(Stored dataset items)
□ □ □ □ □ □ □
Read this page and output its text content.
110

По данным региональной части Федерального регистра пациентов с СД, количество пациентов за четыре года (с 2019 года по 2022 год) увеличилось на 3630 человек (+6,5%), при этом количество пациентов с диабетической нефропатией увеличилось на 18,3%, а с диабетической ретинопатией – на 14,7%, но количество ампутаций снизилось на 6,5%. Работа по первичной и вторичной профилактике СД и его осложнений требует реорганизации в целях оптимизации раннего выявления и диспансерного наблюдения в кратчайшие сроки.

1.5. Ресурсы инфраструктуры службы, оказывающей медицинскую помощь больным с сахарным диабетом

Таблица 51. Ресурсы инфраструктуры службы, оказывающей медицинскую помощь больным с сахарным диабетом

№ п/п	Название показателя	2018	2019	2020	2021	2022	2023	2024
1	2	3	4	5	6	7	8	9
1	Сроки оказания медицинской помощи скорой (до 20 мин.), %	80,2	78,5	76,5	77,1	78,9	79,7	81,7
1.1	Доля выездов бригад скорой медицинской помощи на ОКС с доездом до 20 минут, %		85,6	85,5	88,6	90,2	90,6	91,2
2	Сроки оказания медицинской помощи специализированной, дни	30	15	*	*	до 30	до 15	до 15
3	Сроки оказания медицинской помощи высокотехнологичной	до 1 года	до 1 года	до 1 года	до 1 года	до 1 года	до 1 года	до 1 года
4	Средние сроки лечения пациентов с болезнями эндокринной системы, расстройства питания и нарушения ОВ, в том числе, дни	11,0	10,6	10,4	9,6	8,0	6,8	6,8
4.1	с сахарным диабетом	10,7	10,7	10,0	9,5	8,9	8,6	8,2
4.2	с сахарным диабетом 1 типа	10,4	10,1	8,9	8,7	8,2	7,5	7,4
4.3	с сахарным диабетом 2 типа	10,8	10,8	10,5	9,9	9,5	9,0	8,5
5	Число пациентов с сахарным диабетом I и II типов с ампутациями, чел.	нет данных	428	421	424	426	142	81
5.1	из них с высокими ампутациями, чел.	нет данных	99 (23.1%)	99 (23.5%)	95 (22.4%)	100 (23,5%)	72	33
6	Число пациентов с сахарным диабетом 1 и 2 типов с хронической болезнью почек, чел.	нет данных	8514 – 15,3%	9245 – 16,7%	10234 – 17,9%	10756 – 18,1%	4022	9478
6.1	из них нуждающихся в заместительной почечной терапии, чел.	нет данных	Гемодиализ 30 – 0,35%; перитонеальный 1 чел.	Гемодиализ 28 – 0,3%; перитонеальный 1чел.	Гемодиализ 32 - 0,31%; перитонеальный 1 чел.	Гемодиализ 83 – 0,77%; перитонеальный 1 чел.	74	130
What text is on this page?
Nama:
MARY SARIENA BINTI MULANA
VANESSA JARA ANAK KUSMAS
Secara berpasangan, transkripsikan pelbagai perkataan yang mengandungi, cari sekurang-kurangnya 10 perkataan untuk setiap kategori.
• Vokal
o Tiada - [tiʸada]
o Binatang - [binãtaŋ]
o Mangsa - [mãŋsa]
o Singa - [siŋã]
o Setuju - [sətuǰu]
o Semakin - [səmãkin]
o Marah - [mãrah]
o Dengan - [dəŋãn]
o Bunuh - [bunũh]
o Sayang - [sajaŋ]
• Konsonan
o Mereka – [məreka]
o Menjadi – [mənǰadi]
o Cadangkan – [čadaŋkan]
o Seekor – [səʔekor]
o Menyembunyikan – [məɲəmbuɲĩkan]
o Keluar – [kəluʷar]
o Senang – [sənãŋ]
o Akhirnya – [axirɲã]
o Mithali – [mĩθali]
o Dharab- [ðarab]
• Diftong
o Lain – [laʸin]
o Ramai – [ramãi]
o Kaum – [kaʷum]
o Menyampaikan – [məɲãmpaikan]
□ □ □ □ □ □ □
_OBJECTIVE_
Identify each line containing the string "медицинскую" and copy it out.

_SOLUTION_
1.5. Ресурсы инфраструктуры службы, оказывающей медицинскую помощь больным с сахарным диабетом
Таблица 51. Ресурсы инфраструктуры службы, оказывающей медицинскую помощь больным с сахарным диабетом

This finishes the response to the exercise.